INPUT ROWS
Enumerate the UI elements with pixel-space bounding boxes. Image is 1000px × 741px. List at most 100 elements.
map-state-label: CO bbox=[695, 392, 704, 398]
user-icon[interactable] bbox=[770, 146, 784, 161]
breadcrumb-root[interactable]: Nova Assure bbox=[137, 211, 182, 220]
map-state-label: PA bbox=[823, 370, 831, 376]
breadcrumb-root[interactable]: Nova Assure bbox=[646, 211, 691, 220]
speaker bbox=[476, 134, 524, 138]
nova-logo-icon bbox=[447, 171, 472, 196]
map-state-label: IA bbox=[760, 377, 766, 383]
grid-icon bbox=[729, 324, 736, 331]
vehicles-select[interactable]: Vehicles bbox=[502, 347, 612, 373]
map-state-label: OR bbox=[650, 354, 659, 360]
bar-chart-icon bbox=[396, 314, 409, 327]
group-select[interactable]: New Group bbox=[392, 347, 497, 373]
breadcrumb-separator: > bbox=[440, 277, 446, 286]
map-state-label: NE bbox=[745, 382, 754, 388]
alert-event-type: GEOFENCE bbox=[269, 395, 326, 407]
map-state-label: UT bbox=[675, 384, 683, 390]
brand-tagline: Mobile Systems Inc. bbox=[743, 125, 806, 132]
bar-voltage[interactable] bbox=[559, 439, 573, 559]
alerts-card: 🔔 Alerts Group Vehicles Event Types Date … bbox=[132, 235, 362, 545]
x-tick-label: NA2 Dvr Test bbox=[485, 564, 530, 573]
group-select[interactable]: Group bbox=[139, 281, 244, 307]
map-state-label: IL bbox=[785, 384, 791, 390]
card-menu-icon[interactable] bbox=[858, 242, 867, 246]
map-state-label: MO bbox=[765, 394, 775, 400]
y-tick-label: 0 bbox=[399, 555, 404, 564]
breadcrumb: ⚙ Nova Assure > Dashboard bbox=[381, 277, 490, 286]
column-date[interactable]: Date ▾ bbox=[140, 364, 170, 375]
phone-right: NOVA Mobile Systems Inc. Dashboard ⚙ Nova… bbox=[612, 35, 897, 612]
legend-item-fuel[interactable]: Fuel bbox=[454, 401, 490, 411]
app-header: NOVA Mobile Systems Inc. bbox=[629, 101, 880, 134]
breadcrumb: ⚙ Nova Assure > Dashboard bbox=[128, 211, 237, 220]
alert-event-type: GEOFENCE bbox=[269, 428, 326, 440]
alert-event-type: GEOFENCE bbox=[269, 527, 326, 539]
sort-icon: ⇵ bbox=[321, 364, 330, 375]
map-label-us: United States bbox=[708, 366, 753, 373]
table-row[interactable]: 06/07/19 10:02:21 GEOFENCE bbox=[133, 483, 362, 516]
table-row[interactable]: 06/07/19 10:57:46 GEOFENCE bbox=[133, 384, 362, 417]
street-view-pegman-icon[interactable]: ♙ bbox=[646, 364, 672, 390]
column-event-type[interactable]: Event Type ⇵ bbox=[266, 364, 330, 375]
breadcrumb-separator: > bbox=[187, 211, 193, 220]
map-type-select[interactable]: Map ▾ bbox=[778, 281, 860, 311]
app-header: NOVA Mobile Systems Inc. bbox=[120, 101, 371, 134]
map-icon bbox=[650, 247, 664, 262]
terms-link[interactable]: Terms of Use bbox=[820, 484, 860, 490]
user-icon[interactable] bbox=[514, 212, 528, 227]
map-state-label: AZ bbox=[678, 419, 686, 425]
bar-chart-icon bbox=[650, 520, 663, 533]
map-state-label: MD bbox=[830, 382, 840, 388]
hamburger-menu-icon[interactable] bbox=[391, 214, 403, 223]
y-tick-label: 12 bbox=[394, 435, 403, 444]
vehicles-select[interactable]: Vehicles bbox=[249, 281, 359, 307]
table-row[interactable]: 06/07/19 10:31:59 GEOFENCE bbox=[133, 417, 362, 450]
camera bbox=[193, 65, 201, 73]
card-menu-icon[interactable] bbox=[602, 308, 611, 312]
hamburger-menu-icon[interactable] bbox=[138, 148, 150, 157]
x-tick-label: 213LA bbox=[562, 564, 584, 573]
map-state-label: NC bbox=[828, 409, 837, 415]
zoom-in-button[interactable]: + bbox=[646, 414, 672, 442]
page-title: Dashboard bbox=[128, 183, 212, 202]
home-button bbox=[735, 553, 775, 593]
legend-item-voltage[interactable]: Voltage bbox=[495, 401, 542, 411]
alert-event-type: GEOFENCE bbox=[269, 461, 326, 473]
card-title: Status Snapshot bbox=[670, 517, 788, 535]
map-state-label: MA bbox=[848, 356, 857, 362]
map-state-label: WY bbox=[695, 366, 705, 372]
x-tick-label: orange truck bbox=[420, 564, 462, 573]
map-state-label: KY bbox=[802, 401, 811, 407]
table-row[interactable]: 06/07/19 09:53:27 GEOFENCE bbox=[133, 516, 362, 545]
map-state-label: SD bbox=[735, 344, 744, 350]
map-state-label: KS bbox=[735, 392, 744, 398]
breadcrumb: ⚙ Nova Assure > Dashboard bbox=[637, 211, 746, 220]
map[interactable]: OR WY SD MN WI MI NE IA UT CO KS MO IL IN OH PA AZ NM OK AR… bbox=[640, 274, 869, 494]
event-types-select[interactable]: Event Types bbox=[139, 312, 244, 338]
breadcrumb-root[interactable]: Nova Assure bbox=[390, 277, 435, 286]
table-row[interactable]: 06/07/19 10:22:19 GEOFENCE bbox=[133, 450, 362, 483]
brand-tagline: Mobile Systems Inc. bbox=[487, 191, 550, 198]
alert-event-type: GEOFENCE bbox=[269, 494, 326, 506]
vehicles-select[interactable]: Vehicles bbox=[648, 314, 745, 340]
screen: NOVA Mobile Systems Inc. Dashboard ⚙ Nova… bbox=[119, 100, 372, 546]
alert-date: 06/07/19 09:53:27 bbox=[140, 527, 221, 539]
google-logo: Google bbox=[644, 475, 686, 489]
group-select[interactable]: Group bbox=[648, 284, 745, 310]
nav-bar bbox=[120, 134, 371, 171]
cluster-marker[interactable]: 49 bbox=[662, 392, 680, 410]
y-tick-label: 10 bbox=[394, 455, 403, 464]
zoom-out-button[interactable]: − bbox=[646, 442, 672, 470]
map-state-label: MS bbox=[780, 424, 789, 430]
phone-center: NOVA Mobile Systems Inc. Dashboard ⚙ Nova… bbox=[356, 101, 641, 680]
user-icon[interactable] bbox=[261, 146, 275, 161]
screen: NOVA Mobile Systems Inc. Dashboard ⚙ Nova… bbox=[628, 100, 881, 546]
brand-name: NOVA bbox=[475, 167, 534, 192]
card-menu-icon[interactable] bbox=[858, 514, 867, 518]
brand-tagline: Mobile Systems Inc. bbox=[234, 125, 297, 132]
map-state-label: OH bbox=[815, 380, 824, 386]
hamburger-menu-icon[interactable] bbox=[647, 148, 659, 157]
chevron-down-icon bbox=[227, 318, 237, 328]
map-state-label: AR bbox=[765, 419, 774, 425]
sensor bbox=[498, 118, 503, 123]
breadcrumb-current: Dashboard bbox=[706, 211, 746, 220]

YOUR TASK
Rewrite the items above, replacing every "GEOFENCE" with "SPEED ALERT" and leaving everything else unchanged.

SOLUTION
Enumerate the UI elements with pixel-space bounding boxes. Image is 1000px × 741px. List at most 100 elements.
map-state-label: CO bbox=[695, 392, 704, 398]
user-icon[interactable] bbox=[770, 146, 784, 161]
breadcrumb-root[interactable]: Nova Assure bbox=[137, 211, 182, 220]
map-state-label: PA bbox=[823, 370, 831, 376]
breadcrumb-root[interactable]: Nova Assure bbox=[646, 211, 691, 220]
speaker bbox=[476, 134, 524, 138]
nova-logo-icon bbox=[447, 171, 472, 196]
map-state-label: IA bbox=[760, 377, 766, 383]
grid-icon bbox=[729, 324, 736, 331]
vehicles-select[interactable]: Vehicles bbox=[502, 347, 612, 373]
map-state-label: OR bbox=[650, 354, 659, 360]
bar-chart-icon bbox=[396, 314, 409, 327]
group-select[interactable]: New Group bbox=[392, 347, 497, 373]
breadcrumb-separator: > bbox=[440, 277, 446, 286]
map-state-label: NE bbox=[745, 382, 754, 388]
alert-event-type: SPEED ALERT bbox=[269, 395, 326, 407]
map-state-label: UT bbox=[675, 384, 683, 390]
brand-tagline: Mobile Systems Inc. bbox=[743, 125, 806, 132]
bar-voltage[interactable] bbox=[559, 439, 573, 559]
alerts-card: 🔔 Alerts Group Vehicles Event Types Date … bbox=[132, 235, 362, 545]
x-tick-label: NA2 Dvr Test bbox=[485, 564, 530, 573]
group-select[interactable]: Group bbox=[139, 281, 244, 307]
map-state-label: IL bbox=[785, 384, 791, 390]
card-menu-icon[interactable] bbox=[858, 242, 867, 246]
map-state-label: MO bbox=[765, 394, 775, 400]
y-tick-label: 0 bbox=[399, 555, 404, 564]
breadcrumb: ⚙ Nova Assure > Dashboard bbox=[381, 277, 490, 286]
column-date[interactable]: Date ▾ bbox=[140, 364, 170, 375]
phone-right: NOVA Mobile Systems Inc. Dashboard ⚙ Nova… bbox=[612, 35, 897, 612]
legend-item-fuel[interactable]: Fuel bbox=[454, 401, 490, 411]
app-header: NOVA Mobile Systems Inc. bbox=[629, 101, 880, 134]
breadcrumb: ⚙ Nova Assure > Dashboard bbox=[128, 211, 237, 220]
alert-event-type: SPEED ALERT bbox=[269, 428, 326, 440]
alert-event-type: SPEED ALERT bbox=[269, 527, 326, 539]
sort-icon: ⇵ bbox=[321, 364, 330, 375]
map-label-us: United States bbox=[708, 366, 753, 373]
table-row[interactable]: 06/07/19 10:02:21 SPEED ALERT bbox=[133, 483, 362, 516]
table-row[interactable]: 06/07/19 10:57:46 SPEED ALERT bbox=[133, 384, 362, 417]
street-view-pegman-icon[interactable]: ♙ bbox=[646, 364, 672, 390]
column-event-type[interactable]: Event Type ⇵ bbox=[266, 364, 330, 375]
breadcrumb-separator: > bbox=[187, 211, 193, 220]
map-type-select[interactable]: Map ▾ bbox=[778, 281, 860, 311]
app-header: NOVA Mobile Systems Inc. bbox=[120, 101, 371, 134]
map-icon bbox=[650, 247, 664, 262]
terms-link[interactable]: Terms of Use bbox=[820, 484, 860, 490]
user-icon[interactable] bbox=[514, 212, 528, 227]
map-state-label: AZ bbox=[678, 419, 686, 425]
bar-chart-icon bbox=[650, 520, 663, 533]
map-state-label: MD bbox=[830, 382, 840, 388]
hamburger-menu-icon[interactable] bbox=[391, 214, 403, 223]
y-tick-label: 12 bbox=[394, 435, 403, 444]
vehicles-select[interactable]: Vehicles bbox=[249, 281, 359, 307]
table-row[interactable]: 06/07/19 10:31:59 SPEED ALERT bbox=[133, 417, 362, 450]
camera bbox=[193, 65, 201, 73]
card-menu-icon[interactable] bbox=[602, 308, 611, 312]
hamburger-menu-icon[interactable] bbox=[138, 148, 150, 157]
x-tick-label: 213LA bbox=[562, 564, 584, 573]
map-state-label: NC bbox=[828, 409, 837, 415]
zoom-in-button[interactable]: + bbox=[646, 414, 672, 442]
page-title: Dashboard bbox=[128, 183, 212, 202]
home-button bbox=[735, 553, 775, 593]
legend-item-voltage[interactable]: Voltage bbox=[495, 401, 542, 411]
alert-event-type: SPEED ALERT bbox=[269, 461, 326, 473]
card-title: Status Snapshot bbox=[670, 517, 788, 535]
map-state-label: MA bbox=[848, 356, 857, 362]
map-state-label: WY bbox=[695, 366, 705, 372]
x-tick-label: orange truck bbox=[420, 564, 462, 573]
map-state-label: KY bbox=[802, 401, 811, 407]
table-row[interactable]: 06/07/19 09:53:27 SPEED ALERT bbox=[133, 516, 362, 545]
map-state-label: SD bbox=[735, 344, 744, 350]
map-state-label: KS bbox=[735, 392, 744, 398]
breadcrumb: ⚙ Nova Assure > Dashboard bbox=[637, 211, 746, 220]
map[interactable]: OR WY SD MN WI MI NE IA UT CO KS MO IL IN OH PA AZ NM OK AR… bbox=[640, 274, 869, 494]
event-types-select[interactable]: Event Types bbox=[139, 312, 244, 338]
breadcrumb-root[interactable]: Nova Assure bbox=[390, 277, 435, 286]
table-row[interactable]: 06/07/19 10:22:19 SPEED ALERT bbox=[133, 450, 362, 483]
brand-tagline: Mobile Systems Inc. bbox=[487, 191, 550, 198]
alert-event-type: SPEED ALERT bbox=[269, 494, 326, 506]
vehicles-select[interactable]: Vehicles bbox=[648, 314, 745, 340]
screen: NOVA Mobile Systems Inc. Dashboard ⚙ Nova… bbox=[119, 100, 372, 546]
alert-date: 06/07/19 09:53:27 bbox=[140, 527, 221, 539]
google-logo: Google bbox=[644, 475, 686, 489]
group-select[interactable]: Group bbox=[648, 284, 745, 310]
nav-bar bbox=[120, 134, 371, 171]
cluster-marker[interactable]: 49 bbox=[662, 392, 680, 410]
y-tick-label: 10 bbox=[394, 455, 403, 464]
zoom-out-button[interactable]: − bbox=[646, 442, 672, 470]
map-state-label: MS bbox=[780, 424, 789, 430]
phone-center: NOVA Mobile Systems Inc. Dashboard ⚙ Nova… bbox=[356, 101, 641, 680]
user-icon[interactable] bbox=[261, 146, 275, 161]
screen: NOVA Mobile Systems Inc. Dashboard ⚙ Nova… bbox=[628, 100, 881, 546]
brand-name: NOVA bbox=[475, 167, 534, 192]
card-menu-icon[interactable] bbox=[858, 514, 867, 518]
brand-tagline: Mobile Systems Inc. bbox=[234, 125, 297, 132]
map-state-label: OH bbox=[815, 380, 824, 386]
hamburger-menu-icon[interactable] bbox=[647, 148, 659, 157]
chevron-down-icon bbox=[227, 318, 237, 328]
map-state-label: AR bbox=[765, 419, 774, 425]
sensor bbox=[498, 118, 503, 123]
breadcrumb-current: Dashboard bbox=[706, 211, 746, 220]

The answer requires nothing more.